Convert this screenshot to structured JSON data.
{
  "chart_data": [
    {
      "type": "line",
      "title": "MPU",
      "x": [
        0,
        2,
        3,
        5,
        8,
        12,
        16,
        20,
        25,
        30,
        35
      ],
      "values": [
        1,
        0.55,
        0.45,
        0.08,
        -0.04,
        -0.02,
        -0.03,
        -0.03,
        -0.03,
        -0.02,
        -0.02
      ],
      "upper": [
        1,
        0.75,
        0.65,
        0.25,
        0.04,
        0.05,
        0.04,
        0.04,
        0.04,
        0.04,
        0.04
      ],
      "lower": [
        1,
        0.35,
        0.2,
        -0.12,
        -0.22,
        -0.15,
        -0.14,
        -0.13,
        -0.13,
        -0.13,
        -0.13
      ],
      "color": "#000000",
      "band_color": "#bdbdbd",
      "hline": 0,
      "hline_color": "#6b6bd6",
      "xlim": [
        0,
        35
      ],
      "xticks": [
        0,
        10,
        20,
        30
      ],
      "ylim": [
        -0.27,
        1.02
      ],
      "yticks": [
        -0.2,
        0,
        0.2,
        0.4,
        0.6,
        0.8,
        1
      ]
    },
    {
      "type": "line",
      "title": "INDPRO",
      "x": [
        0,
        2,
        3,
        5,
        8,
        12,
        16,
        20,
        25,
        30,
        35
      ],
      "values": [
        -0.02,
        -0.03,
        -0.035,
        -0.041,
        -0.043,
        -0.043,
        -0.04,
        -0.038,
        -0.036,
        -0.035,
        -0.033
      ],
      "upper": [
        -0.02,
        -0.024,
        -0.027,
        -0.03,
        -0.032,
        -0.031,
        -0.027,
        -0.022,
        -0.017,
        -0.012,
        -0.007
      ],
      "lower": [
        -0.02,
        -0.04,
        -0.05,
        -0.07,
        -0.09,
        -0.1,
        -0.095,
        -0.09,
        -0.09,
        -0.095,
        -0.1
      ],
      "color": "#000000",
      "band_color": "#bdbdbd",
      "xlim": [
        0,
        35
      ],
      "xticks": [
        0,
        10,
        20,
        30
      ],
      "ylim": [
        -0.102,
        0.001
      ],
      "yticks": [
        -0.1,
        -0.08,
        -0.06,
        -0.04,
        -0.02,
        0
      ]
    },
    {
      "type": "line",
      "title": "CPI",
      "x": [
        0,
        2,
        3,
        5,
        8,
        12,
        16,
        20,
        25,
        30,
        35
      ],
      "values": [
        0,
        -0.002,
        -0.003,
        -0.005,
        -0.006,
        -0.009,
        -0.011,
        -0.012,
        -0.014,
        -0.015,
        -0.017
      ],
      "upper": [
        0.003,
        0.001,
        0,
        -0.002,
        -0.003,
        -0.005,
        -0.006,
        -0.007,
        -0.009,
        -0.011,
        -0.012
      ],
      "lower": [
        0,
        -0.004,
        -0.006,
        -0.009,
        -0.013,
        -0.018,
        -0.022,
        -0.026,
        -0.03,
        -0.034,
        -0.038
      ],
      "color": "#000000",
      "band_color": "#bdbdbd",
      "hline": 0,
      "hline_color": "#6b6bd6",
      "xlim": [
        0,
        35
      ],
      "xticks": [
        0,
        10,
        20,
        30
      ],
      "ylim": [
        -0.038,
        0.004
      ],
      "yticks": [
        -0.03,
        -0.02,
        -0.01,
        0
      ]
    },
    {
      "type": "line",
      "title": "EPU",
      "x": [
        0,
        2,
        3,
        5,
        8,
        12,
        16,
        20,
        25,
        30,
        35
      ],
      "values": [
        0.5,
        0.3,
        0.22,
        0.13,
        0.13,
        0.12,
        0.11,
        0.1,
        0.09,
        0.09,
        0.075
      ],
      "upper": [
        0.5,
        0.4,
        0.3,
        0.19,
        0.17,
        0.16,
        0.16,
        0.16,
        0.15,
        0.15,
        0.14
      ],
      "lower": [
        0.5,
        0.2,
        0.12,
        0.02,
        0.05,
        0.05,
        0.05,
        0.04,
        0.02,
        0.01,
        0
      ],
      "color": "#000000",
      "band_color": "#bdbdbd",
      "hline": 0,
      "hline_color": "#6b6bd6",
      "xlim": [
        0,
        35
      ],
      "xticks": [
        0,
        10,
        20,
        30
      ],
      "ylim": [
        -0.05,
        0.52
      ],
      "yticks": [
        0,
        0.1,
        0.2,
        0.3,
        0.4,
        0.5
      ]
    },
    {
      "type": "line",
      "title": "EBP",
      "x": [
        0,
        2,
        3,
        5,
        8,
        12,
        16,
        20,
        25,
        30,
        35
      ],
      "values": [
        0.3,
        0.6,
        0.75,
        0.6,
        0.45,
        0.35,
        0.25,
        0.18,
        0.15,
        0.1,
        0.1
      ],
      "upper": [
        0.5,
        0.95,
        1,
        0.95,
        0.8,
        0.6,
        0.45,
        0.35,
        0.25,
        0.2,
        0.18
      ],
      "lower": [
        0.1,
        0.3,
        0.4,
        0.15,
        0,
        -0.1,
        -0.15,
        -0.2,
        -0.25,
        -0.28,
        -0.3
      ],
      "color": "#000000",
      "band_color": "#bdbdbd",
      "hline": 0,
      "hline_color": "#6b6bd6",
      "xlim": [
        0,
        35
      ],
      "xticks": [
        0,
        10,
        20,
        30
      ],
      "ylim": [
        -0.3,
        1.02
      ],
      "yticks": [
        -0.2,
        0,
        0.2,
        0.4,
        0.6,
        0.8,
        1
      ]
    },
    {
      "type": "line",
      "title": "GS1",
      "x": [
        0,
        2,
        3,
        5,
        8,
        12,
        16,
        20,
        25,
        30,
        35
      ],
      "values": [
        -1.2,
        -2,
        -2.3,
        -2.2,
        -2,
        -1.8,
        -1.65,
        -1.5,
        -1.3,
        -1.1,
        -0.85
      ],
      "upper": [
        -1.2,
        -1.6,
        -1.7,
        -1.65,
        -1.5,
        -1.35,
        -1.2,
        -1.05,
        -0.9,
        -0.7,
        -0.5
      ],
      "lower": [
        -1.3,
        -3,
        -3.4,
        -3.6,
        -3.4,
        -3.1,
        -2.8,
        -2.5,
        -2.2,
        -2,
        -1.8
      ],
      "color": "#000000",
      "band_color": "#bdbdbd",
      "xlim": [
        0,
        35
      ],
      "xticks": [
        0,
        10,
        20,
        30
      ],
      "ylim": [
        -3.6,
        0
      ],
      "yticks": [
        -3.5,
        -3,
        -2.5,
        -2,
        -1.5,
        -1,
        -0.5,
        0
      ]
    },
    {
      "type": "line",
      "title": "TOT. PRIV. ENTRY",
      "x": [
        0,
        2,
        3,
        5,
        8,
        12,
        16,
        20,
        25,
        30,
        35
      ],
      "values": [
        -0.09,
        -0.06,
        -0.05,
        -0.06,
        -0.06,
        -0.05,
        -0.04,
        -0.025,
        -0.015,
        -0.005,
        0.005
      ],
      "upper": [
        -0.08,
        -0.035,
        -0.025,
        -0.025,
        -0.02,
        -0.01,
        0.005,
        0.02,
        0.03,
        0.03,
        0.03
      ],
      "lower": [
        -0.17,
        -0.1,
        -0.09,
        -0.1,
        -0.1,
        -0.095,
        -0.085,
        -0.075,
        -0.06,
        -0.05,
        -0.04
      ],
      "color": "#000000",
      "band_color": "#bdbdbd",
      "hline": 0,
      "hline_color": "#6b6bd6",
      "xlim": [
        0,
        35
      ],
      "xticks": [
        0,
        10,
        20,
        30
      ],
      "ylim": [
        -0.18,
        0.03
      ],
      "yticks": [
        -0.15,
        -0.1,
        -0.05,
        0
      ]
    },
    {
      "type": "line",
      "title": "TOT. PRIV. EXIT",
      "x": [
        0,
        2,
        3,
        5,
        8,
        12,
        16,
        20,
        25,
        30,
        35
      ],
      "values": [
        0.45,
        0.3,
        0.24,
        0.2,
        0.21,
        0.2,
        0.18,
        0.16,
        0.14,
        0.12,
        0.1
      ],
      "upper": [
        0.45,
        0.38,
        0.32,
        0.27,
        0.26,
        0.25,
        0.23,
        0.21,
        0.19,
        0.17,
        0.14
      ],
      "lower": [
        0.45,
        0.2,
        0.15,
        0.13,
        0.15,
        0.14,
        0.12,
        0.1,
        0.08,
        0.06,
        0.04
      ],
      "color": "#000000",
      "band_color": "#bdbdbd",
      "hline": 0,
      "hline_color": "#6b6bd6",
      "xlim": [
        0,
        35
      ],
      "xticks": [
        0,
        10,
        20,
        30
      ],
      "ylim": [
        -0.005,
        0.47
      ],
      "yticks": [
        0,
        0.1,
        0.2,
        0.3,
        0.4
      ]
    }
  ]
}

◇ ◇ ◇

> _Challenge_
Show every line in the entries where the string "PRIV" occurs.

> _Result of this exercise_
      "title": "TOT. PRIV. ENTRY",
      "title": "TOT. PRIV. EXIT",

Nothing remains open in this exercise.